[Objective]
Using the listing beneath this task, count the lines with the word "нуклеотидов" and write only the result.

[The records]
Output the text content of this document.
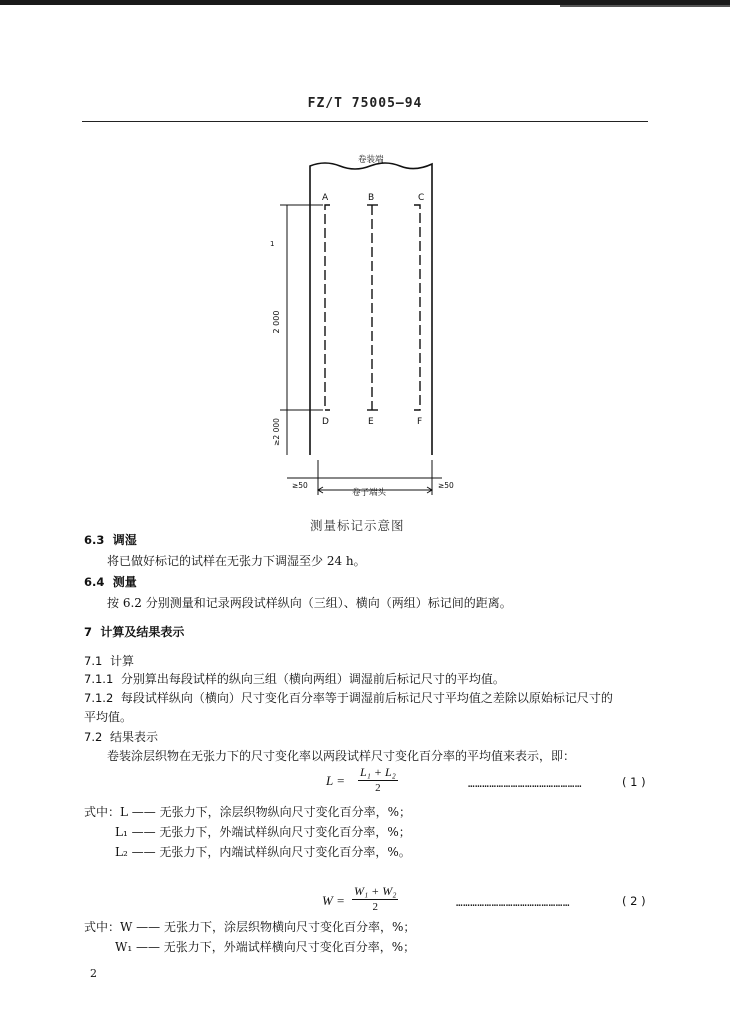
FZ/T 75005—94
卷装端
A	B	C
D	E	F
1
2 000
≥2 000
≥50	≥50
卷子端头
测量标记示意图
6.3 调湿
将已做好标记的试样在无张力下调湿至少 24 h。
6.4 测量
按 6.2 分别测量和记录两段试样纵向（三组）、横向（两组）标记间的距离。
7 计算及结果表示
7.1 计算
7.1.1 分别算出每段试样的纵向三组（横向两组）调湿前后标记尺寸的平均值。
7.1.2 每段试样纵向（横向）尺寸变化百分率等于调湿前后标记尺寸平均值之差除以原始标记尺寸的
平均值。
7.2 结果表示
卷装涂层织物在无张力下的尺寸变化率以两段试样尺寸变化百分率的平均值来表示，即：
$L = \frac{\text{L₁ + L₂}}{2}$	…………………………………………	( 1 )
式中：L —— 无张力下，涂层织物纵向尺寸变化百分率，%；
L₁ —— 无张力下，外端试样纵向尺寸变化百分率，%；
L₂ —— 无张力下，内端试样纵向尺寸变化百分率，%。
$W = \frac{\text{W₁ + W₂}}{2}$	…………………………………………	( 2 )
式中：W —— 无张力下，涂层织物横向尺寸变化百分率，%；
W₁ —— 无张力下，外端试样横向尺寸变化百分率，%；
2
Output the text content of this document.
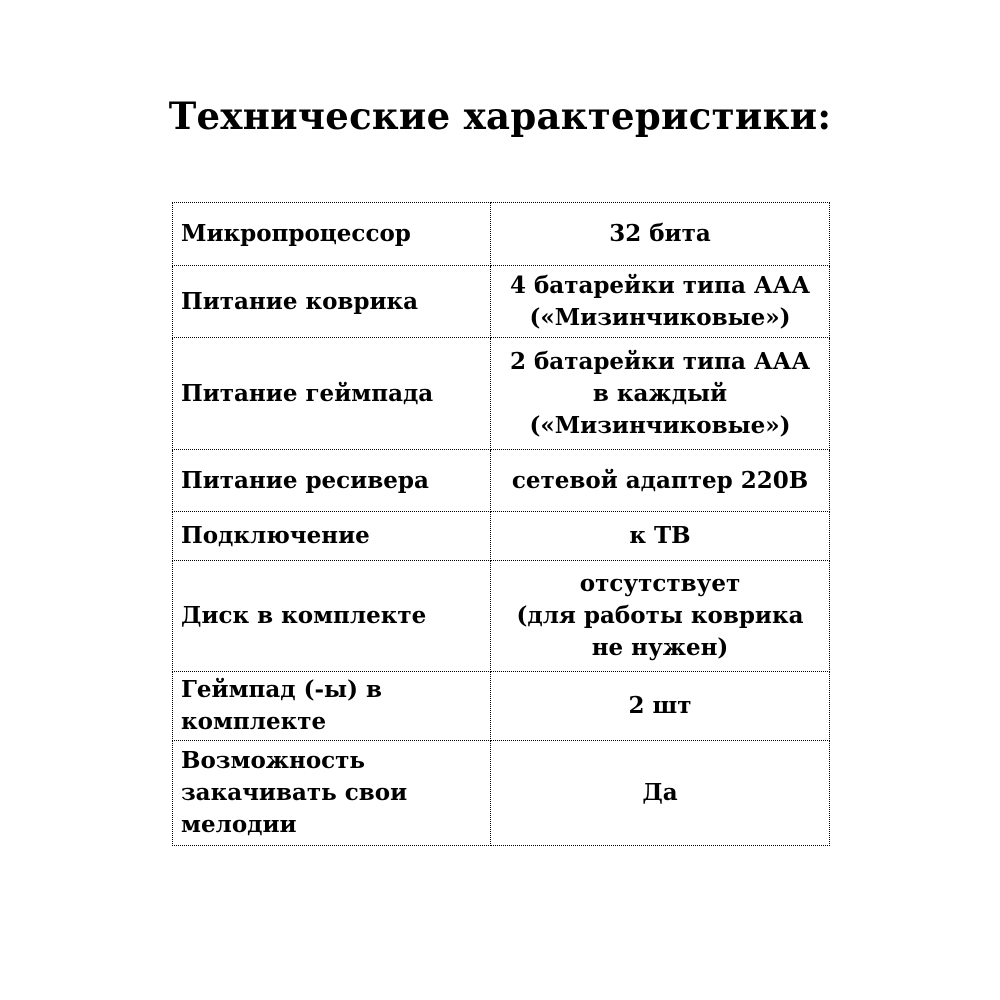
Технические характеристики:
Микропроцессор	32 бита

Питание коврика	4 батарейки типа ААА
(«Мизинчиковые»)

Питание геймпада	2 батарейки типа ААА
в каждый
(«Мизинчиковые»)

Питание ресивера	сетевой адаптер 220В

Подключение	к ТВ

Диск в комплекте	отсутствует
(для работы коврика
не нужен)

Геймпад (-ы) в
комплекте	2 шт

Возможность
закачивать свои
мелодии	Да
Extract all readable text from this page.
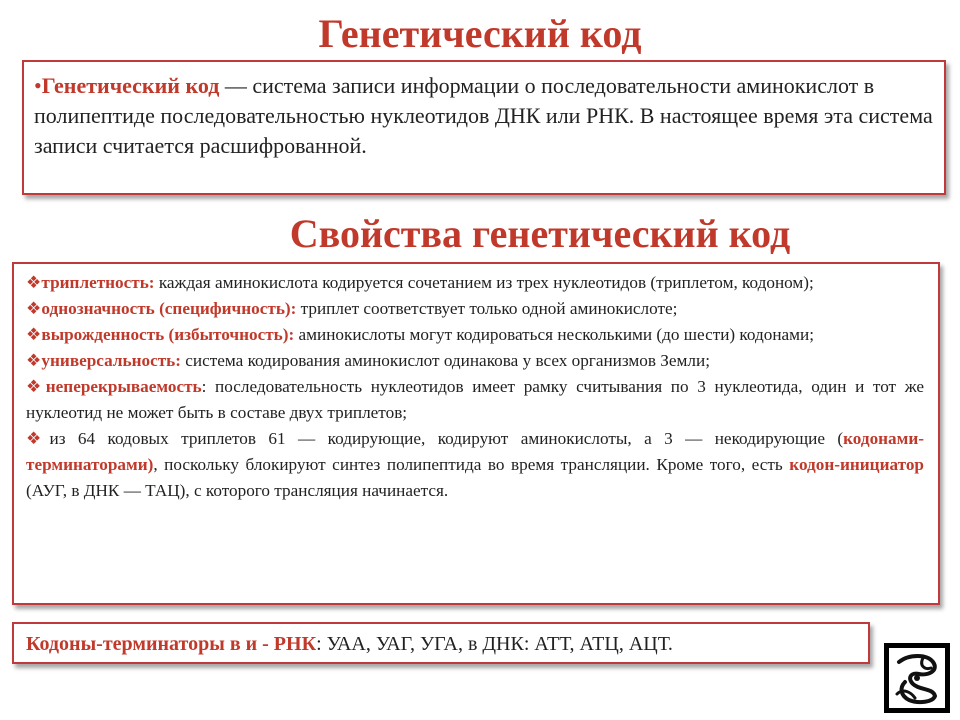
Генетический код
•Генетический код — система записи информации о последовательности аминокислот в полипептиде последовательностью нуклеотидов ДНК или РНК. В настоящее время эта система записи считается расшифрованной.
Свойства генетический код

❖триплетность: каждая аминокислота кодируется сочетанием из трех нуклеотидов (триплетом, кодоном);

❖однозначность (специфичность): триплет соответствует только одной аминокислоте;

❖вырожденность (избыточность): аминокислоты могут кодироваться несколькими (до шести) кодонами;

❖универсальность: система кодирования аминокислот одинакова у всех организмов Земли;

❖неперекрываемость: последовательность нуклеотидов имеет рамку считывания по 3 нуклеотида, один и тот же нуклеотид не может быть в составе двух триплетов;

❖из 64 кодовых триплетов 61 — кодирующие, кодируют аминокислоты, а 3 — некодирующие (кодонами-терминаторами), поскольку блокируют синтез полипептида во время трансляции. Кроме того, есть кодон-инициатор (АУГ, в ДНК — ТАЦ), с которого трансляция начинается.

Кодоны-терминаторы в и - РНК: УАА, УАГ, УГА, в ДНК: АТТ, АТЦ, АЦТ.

[Completed task]
3